TASK DESCRIPTION> Return the material word for word. Do not include the pictures.

AVAILABLE DATA>
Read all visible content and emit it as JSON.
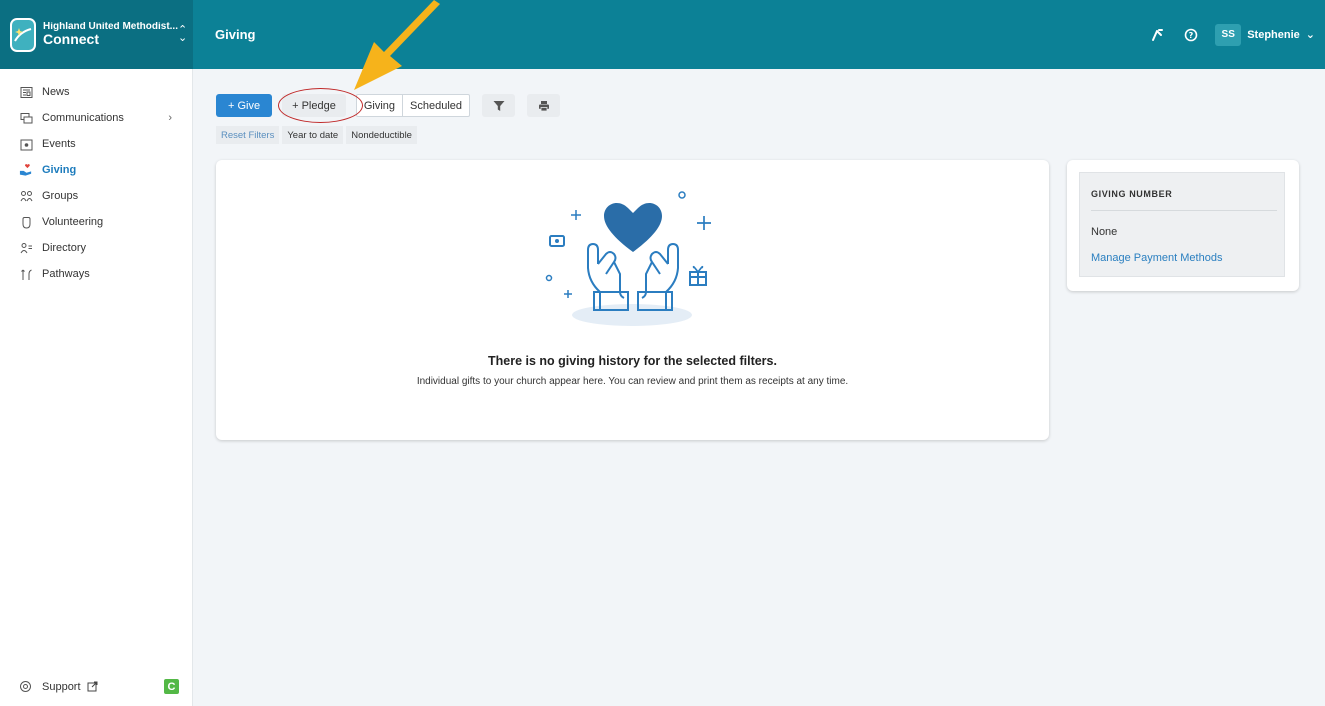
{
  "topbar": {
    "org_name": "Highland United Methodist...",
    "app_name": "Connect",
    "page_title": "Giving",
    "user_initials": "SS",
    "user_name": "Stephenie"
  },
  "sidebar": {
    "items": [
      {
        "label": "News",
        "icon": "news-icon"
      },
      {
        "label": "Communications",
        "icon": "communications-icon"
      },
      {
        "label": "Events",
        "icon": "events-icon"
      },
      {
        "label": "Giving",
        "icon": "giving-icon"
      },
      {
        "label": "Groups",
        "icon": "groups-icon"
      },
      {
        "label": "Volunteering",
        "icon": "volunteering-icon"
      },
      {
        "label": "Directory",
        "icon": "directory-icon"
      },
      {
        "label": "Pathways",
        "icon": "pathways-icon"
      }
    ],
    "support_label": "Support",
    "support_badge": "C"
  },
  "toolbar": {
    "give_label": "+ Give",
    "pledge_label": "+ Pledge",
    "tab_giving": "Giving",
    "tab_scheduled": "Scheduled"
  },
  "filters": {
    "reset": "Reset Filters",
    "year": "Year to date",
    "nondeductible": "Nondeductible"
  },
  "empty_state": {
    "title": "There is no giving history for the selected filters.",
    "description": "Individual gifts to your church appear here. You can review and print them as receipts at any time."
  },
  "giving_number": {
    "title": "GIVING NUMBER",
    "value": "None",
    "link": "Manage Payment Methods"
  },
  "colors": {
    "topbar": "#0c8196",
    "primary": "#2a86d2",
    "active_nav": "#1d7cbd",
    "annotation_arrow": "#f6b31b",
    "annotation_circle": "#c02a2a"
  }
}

WORKED SOLUTION>
Read all visible content and emit it as JSON.
{
  "topbar": {
    "org_name": "Highland United Methodist...",
    "app_name": "Connect",
    "page_title": "Giving",
    "user_initials": "SS",
    "user_name": "Stephenie"
  },
  "sidebar": {
    "items": [
      {
        "label": "News",
        "icon": "news-icon"
      },
      {
        "label": "Communications",
        "icon": "communications-icon"
      },
      {
        "label": "Events",
        "icon": "events-icon"
      },
      {
        "label": "Giving",
        "icon": "giving-icon"
      },
      {
        "label": "Groups",
        "icon": "groups-icon"
      },
      {
        "label": "Volunteering",
        "icon": "volunteering-icon"
      },
      {
        "label": "Directory",
        "icon": "directory-icon"
      },
      {
        "label": "Pathways",
        "icon": "pathways-icon"
      }
    ],
    "support_label": "Support",
    "support_badge": "C"
  },
  "toolbar": {
    "give_label": "+ Give",
    "pledge_label": "+ Pledge",
    "tab_giving": "Giving",
    "tab_scheduled": "Scheduled"
  },
  "filters": {
    "reset": "Reset Filters",
    "year": "Year to date",
    "nondeductible": "Nondeductible"
  },
  "empty_state": {
    "title": "There is no giving history for the selected filters.",
    "description": "Individual gifts to your church appear here. You can review and print them as receipts at any time."
  },
  "giving_number": {
    "title": "GIVING NUMBER",
    "value": "None",
    "link": "Manage Payment Methods"
  },
  "colors": {
    "topbar": "#0c8196",
    "primary": "#2a86d2",
    "active_nav": "#1d7cbd",
    "annotation_arrow": "#f6b31b",
    "annotation_circle": "#c02a2a"
  }
}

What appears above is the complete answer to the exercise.